- _What this task involves_: In the entries that follow, find each line with the word "annan" and copy it.

- _Page text entries_:
▼

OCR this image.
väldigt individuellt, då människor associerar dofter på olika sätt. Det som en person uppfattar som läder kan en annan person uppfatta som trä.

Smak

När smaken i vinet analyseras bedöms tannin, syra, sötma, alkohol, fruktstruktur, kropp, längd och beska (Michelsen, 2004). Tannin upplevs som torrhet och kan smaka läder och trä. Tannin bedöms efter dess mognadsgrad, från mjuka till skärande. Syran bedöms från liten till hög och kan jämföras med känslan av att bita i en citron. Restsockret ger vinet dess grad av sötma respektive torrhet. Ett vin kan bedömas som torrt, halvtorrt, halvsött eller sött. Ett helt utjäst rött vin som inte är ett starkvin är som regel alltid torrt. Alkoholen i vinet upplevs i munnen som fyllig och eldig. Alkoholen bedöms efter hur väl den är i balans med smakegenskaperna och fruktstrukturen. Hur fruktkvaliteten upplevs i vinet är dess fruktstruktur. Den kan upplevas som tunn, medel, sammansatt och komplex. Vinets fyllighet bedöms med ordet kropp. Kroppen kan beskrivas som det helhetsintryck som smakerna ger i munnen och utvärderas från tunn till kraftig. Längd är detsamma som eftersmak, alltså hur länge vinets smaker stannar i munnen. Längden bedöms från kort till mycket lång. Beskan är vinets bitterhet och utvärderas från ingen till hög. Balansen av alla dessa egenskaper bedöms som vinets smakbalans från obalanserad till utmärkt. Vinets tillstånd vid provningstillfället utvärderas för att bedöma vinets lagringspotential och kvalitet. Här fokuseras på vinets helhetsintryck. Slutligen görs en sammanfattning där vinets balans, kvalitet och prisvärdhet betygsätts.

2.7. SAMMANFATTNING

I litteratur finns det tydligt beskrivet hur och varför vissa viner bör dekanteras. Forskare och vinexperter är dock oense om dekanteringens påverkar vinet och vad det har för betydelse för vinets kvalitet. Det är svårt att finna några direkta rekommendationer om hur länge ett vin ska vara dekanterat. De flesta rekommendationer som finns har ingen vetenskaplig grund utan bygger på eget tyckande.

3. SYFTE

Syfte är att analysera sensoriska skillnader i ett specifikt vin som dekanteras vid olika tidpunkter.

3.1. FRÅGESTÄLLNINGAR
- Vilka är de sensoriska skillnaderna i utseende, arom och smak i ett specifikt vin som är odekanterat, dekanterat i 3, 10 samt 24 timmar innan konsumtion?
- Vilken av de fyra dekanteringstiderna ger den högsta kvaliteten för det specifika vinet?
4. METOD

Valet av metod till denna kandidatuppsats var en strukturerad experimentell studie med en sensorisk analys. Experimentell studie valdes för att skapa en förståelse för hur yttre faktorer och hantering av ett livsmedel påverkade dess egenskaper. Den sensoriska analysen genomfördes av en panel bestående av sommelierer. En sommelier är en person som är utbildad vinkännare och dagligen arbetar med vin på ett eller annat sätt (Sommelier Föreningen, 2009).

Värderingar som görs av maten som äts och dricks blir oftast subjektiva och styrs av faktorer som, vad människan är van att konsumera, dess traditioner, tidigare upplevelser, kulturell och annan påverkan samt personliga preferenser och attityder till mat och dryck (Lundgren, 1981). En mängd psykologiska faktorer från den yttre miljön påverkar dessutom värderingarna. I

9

▲

- _Your solution_:
väldigt individuellt, då människor associerar dofter på olika sätt. Det som en person uppfattar som läder kan en annan person uppfatta som trä.
Värderingar som görs av maten som äts och dricks blir oftast subjektiva och styrs av faktorer som, vad människan är van att konsumera, dess traditioner, tidigare upplevelser, kulturell och annan påverkan samt personliga preferenser och attityder till mat och dryck (Lundgren, 1981). En mängd psykologiska faktorer från den yttre miljön påverkar dessutom värderingarna. I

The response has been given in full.